Please give the entries again in full and exactly, without any picture.

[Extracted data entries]
— START —

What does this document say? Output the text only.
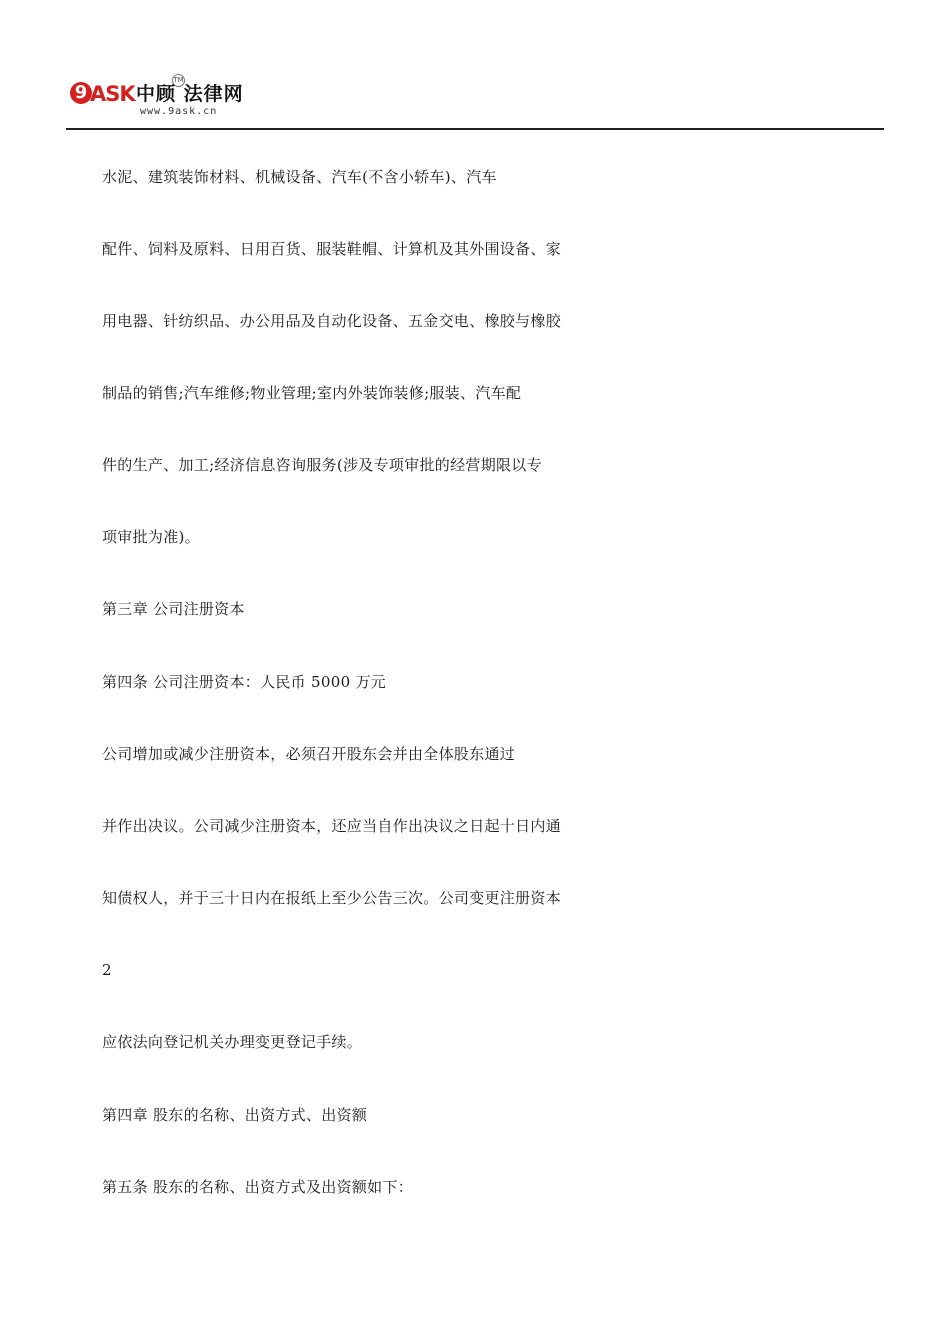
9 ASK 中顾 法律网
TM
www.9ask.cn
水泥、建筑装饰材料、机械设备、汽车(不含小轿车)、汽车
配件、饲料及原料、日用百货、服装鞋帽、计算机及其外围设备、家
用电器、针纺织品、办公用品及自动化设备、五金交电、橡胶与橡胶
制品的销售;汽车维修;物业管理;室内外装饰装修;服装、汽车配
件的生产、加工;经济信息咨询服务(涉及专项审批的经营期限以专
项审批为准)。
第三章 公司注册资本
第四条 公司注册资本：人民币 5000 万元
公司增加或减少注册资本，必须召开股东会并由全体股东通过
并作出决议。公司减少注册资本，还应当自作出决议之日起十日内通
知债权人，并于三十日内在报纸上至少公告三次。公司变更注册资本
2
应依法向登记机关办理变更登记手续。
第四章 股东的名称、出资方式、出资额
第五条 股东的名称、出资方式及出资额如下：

— END —

- _Complete response_
What does this document say? Output the text only.
9 ASK 中顾 法律网
TM
www.9ask.cn
水泥、建筑装饰材料、机械设备、汽车(不含小轿车)、汽车
配件、饲料及原料、日用百货、服装鞋帽、计算机及其外围设备、家
用电器、针纺织品、办公用品及自动化设备、五金交电、橡胶与橡胶
制品的销售;汽车维修;物业管理;室内外装饰装修;服装、汽车配
件的生产、加工;经济信息咨询服务(涉及专项审批的经营期限以专
项审批为准)。
第三章 公司注册资本
第四条 公司注册资本：人民币 5000 万元
公司增加或减少注册资本，必须召开股东会并由全体股东通过
并作出决议。公司减少注册资本，还应当自作出决议之日起十日内通
知债权人，并于三十日内在报纸上至少公告三次。公司变更注册资本
2
应依法向登记机关办理变更登记手续。
第四章 股东的名称、出资方式、出资额
第五条 股东的名称、出资方式及出资额如下：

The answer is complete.